Copy everything in the listing below word for word, apart from any images.

— START OF Input records —

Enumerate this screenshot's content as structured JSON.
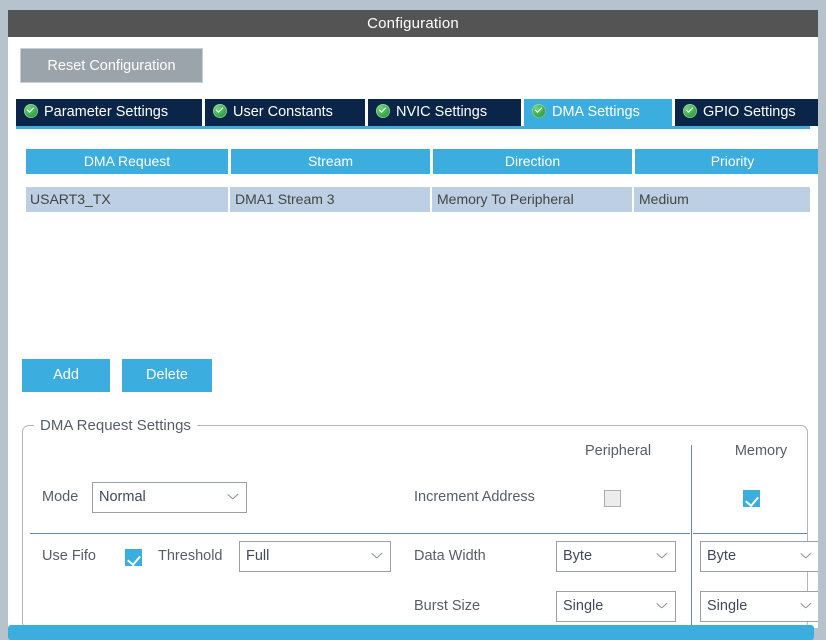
{
  "window": {
    "title": "Configuration"
  },
  "toolbar": {
    "reset_label": "Reset Configuration"
  },
  "tabs": [
    {
      "label": "Parameter Settings",
      "icon": "green-check-icon",
      "active": false
    },
    {
      "label": "User Constants",
      "icon": "green-check-icon",
      "active": false
    },
    {
      "label": "NVIC Settings",
      "icon": "green-check-icon",
      "active": false
    },
    {
      "label": "DMA Settings",
      "icon": "green-check-icon",
      "active": true
    },
    {
      "label": "GPIO Settings",
      "icon": "green-check-icon",
      "active": false
    }
  ],
  "table": {
    "columns": [
      "DMA Request",
      "Stream",
      "Direction",
      "Priority"
    ],
    "rows": [
      {
        "dma_request": "USART3_TX",
        "stream": "DMA1 Stream 3",
        "direction": "Memory To Peripheral",
        "priority": "Medium",
        "selected": true
      }
    ]
  },
  "actions": {
    "add_label": "Add",
    "delete_label": "Delete"
  },
  "settings": {
    "legend": "DMA Request Settings",
    "column_headers": {
      "peripheral": "Peripheral",
      "memory": "Memory"
    },
    "mode": {
      "label": "Mode",
      "value": "Normal"
    },
    "increment_address": {
      "label": "Increment Address",
      "peripheral_checked": false,
      "memory_checked": true
    },
    "use_fifo": {
      "label": "Use Fifo",
      "checked": true
    },
    "threshold": {
      "label": "Threshold",
      "value": "Full"
    },
    "data_width": {
      "label": "Data Width",
      "peripheral_value": "Byte",
      "memory_value": "Byte"
    },
    "burst_size": {
      "label": "Burst Size",
      "peripheral_value": "Single",
      "memory_value": "Single"
    }
  },
  "colors": {
    "accent": "#3badde",
    "tab_inactive": "#0a2547",
    "titlebar": "#545454",
    "row_selected": "#bdd0e3",
    "reset_button": "#9ba3ab"
  }
}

— END OF Input records —

Result of this exercise »
Enumerate this screenshot's content as structured JSON.
{
  "window": {
    "title": "Configuration"
  },
  "toolbar": {
    "reset_label": "Reset Configuration"
  },
  "tabs": [
    {
      "label": "Parameter Settings",
      "icon": "green-check-icon",
      "active": false
    },
    {
      "label": "User Constants",
      "icon": "green-check-icon",
      "active": false
    },
    {
      "label": "NVIC Settings",
      "icon": "green-check-icon",
      "active": false
    },
    {
      "label": "DMA Settings",
      "icon": "green-check-icon",
      "active": true
    },
    {
      "label": "GPIO Settings",
      "icon": "green-check-icon",
      "active": false
    }
  ],
  "table": {
    "columns": [
      "DMA Request",
      "Stream",
      "Direction",
      "Priority"
    ],
    "rows": [
      {
        "dma_request": "USART3_TX",
        "stream": "DMA1 Stream 3",
        "direction": "Memory To Peripheral",
        "priority": "Medium",
        "selected": true
      }
    ]
  },
  "actions": {
    "add_label": "Add",
    "delete_label": "Delete"
  },
  "settings": {
    "legend": "DMA Request Settings",
    "column_headers": {
      "peripheral": "Peripheral",
      "memory": "Memory"
    },
    "mode": {
      "label": "Mode",
      "value": "Normal"
    },
    "increment_address": {
      "label": "Increment Address",
      "peripheral_checked": false,
      "memory_checked": true
    },
    "use_fifo": {
      "label": "Use Fifo",
      "checked": true
    },
    "threshold": {
      "label": "Threshold",
      "value": "Full"
    },
    "data_width": {
      "label": "Data Width",
      "peripheral_value": "Byte",
      "memory_value": "Byte"
    },
    "burst_size": {
      "label": "Burst Size",
      "peripheral_value": "Single",
      "memory_value": "Single"
    }
  },
  "colors": {
    "accent": "#3badde",
    "tab_inactive": "#0a2547",
    "titlebar": "#545454",
    "row_selected": "#bdd0e3",
    "reset_button": "#9ba3ab"
  }
}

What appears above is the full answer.